╭──

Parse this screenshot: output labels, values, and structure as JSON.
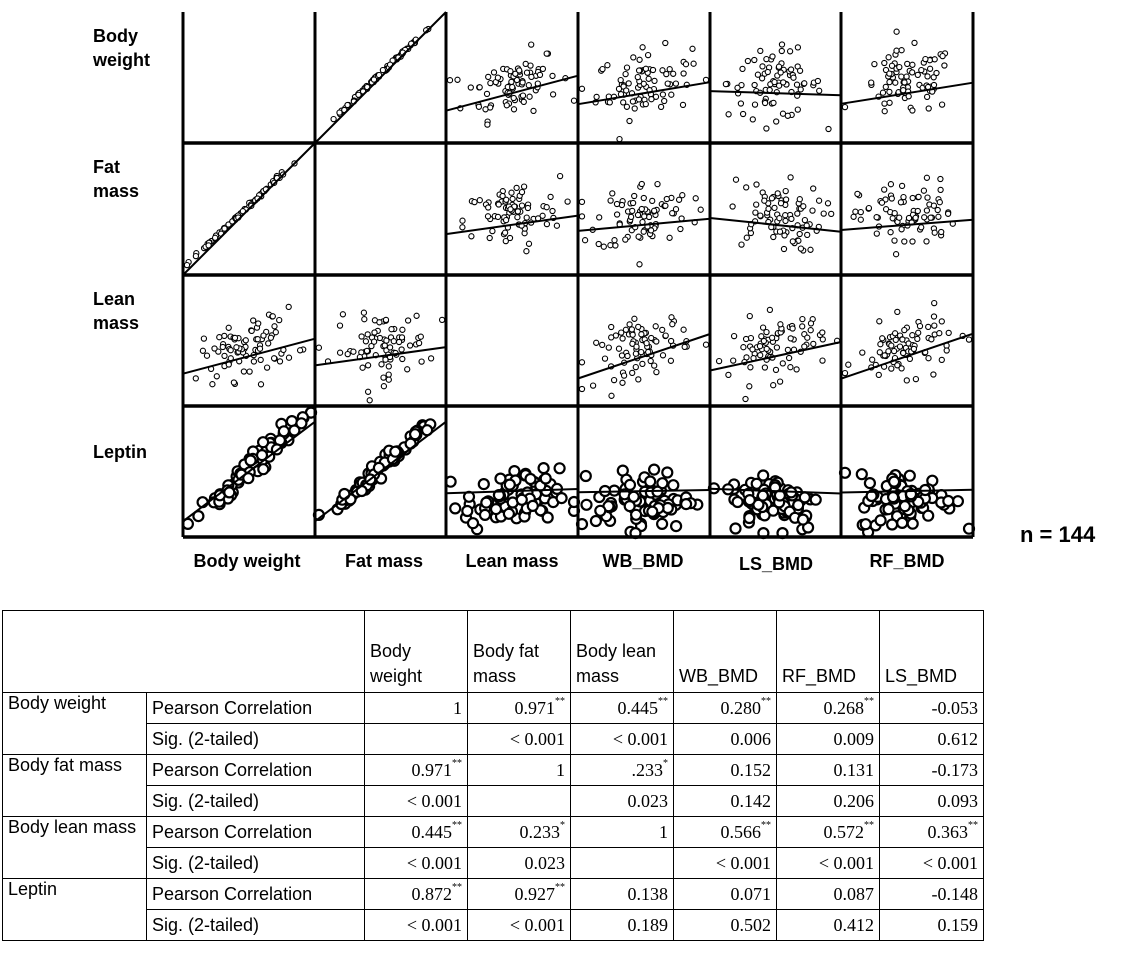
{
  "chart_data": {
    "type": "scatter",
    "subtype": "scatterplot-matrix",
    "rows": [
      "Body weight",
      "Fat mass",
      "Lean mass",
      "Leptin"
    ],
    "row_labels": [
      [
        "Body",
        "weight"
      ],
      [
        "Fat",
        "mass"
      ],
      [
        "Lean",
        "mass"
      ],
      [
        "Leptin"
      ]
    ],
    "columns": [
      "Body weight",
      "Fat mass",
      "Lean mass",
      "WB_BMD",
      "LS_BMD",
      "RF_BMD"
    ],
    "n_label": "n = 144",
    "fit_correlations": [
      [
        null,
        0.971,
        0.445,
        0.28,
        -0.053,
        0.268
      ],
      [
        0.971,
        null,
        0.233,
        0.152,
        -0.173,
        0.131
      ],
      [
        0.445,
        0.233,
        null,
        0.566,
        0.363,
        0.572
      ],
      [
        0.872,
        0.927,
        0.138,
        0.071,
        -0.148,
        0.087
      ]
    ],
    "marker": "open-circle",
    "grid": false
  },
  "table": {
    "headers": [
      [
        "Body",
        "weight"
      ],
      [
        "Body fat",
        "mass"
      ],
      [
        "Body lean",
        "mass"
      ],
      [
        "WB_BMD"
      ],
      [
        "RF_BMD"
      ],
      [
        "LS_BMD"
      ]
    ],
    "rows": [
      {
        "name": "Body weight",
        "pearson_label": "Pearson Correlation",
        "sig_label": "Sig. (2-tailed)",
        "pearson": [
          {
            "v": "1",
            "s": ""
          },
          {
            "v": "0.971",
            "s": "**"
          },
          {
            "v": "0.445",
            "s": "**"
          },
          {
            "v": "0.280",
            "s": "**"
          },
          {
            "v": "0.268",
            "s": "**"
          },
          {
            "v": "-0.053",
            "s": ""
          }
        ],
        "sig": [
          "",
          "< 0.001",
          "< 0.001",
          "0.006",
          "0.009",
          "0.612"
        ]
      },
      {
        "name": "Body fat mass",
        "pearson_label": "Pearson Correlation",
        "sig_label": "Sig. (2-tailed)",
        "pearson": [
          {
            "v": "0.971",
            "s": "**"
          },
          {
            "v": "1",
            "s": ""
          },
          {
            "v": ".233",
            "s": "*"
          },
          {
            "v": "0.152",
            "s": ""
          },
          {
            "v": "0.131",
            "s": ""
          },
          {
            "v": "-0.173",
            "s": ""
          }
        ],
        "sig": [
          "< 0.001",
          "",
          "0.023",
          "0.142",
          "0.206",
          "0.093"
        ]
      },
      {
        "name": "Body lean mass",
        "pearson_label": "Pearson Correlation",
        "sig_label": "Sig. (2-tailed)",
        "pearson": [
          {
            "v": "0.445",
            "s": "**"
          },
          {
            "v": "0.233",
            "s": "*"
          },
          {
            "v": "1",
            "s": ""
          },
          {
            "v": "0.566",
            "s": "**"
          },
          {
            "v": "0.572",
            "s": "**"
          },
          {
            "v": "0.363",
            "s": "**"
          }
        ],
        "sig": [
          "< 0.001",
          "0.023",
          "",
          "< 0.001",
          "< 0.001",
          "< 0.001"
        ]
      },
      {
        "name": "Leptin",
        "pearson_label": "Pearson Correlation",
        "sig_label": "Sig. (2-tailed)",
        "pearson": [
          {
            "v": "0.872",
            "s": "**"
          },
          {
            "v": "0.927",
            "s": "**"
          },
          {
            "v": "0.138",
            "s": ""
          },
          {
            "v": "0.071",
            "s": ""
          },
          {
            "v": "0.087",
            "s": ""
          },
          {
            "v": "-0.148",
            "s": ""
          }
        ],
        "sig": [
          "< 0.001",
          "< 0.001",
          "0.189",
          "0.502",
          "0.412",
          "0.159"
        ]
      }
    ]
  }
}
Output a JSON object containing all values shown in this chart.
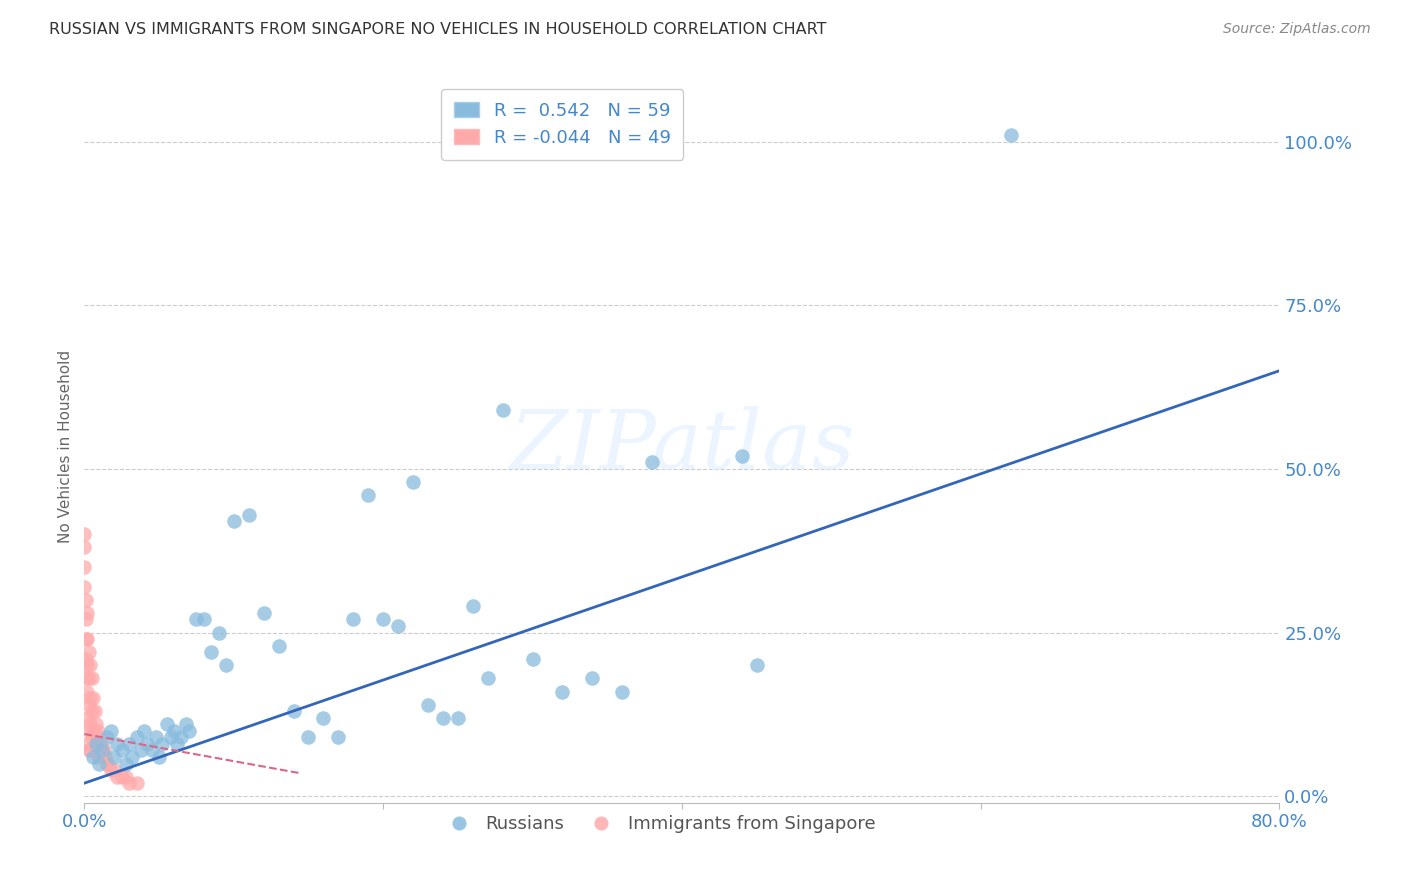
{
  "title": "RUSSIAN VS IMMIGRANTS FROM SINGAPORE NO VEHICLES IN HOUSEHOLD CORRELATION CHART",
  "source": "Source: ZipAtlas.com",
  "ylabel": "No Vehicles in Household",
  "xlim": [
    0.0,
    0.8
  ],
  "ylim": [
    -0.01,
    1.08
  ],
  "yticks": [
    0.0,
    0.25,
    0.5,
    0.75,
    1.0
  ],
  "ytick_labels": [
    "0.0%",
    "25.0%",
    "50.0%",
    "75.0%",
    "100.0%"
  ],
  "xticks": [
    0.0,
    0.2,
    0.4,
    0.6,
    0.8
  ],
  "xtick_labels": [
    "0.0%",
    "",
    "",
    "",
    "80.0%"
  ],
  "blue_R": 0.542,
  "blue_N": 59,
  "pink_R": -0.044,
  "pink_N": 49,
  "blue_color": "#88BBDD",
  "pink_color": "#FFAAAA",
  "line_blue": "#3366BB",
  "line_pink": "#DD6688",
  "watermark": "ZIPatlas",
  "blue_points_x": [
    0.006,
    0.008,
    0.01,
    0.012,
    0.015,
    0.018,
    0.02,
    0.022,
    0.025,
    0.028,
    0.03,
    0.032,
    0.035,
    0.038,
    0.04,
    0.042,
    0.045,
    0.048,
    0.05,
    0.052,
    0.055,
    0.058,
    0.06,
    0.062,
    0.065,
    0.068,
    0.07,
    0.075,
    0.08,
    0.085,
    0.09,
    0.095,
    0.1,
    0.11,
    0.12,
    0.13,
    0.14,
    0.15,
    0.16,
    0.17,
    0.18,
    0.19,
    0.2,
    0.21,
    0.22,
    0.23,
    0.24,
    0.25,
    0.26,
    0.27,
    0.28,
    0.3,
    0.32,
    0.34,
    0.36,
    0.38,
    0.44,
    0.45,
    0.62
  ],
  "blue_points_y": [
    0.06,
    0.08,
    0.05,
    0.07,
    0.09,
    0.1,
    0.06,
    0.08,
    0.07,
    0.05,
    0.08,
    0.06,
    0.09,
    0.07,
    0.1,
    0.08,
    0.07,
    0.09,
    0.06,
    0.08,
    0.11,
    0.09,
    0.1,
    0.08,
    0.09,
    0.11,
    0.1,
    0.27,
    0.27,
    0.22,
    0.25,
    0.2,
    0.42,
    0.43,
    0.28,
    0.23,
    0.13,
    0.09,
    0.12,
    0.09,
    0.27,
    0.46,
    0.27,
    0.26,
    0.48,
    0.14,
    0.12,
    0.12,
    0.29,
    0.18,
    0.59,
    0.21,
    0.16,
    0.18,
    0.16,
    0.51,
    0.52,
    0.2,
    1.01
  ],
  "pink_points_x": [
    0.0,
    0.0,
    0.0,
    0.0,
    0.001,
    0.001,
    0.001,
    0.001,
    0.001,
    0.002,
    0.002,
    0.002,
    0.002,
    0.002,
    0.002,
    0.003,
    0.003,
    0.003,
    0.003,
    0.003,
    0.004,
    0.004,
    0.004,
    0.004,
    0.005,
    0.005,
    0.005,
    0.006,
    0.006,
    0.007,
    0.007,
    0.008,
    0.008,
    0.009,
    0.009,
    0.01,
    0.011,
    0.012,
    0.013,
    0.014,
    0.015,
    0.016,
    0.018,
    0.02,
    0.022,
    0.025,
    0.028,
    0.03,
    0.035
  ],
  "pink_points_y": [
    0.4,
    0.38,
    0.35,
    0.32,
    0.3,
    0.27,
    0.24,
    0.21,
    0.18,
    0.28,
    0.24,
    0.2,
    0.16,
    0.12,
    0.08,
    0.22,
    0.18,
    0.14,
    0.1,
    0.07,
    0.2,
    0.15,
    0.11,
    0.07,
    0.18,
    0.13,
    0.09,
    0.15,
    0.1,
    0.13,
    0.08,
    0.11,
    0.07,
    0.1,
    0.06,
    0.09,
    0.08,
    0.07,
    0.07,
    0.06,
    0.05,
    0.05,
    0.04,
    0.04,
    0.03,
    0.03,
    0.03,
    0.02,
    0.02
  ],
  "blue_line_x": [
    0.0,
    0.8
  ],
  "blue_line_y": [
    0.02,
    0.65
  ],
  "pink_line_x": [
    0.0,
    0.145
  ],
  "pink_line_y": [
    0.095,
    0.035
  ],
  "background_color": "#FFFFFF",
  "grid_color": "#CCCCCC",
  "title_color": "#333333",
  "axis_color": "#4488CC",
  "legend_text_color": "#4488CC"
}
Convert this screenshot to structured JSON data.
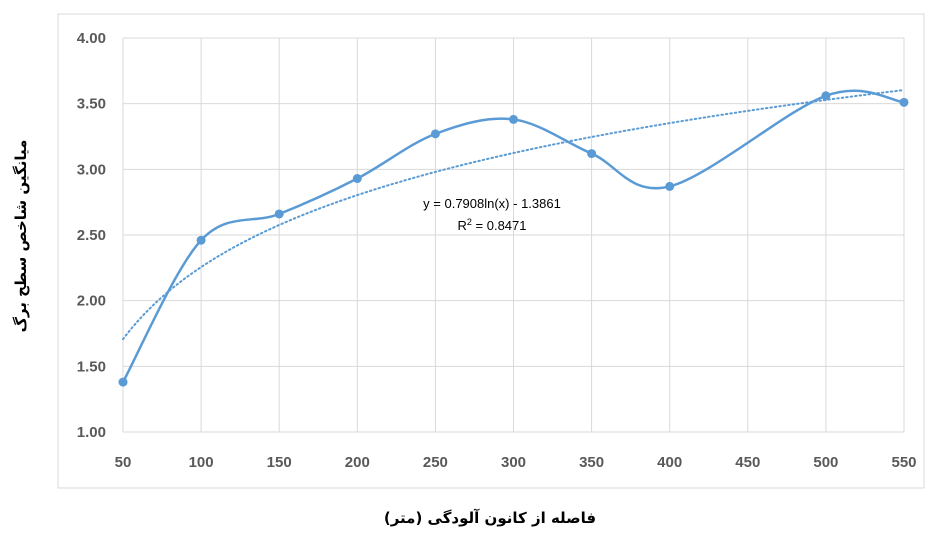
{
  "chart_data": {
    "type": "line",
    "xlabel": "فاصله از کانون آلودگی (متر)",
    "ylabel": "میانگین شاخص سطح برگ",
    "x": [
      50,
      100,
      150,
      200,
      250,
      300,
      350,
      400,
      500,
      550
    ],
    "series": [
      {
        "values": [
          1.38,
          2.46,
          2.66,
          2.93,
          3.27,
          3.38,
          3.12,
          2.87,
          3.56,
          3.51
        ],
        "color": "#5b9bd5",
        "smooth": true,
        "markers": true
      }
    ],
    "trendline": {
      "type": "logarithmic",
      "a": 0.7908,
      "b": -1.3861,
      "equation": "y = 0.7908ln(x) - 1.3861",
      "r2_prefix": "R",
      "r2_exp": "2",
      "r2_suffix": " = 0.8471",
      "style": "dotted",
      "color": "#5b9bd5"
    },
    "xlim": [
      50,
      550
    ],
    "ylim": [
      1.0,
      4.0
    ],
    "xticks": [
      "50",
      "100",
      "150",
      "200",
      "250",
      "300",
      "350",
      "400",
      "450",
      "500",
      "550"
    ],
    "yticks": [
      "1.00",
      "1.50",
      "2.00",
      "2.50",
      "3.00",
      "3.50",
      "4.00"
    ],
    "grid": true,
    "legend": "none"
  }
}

╰──

Copy every line that contains the string "name".

Written response.
        "name": "Body weight",
        "name": "Body fat mass",
        "name": "Body lean mass",
        "name": "Leptin",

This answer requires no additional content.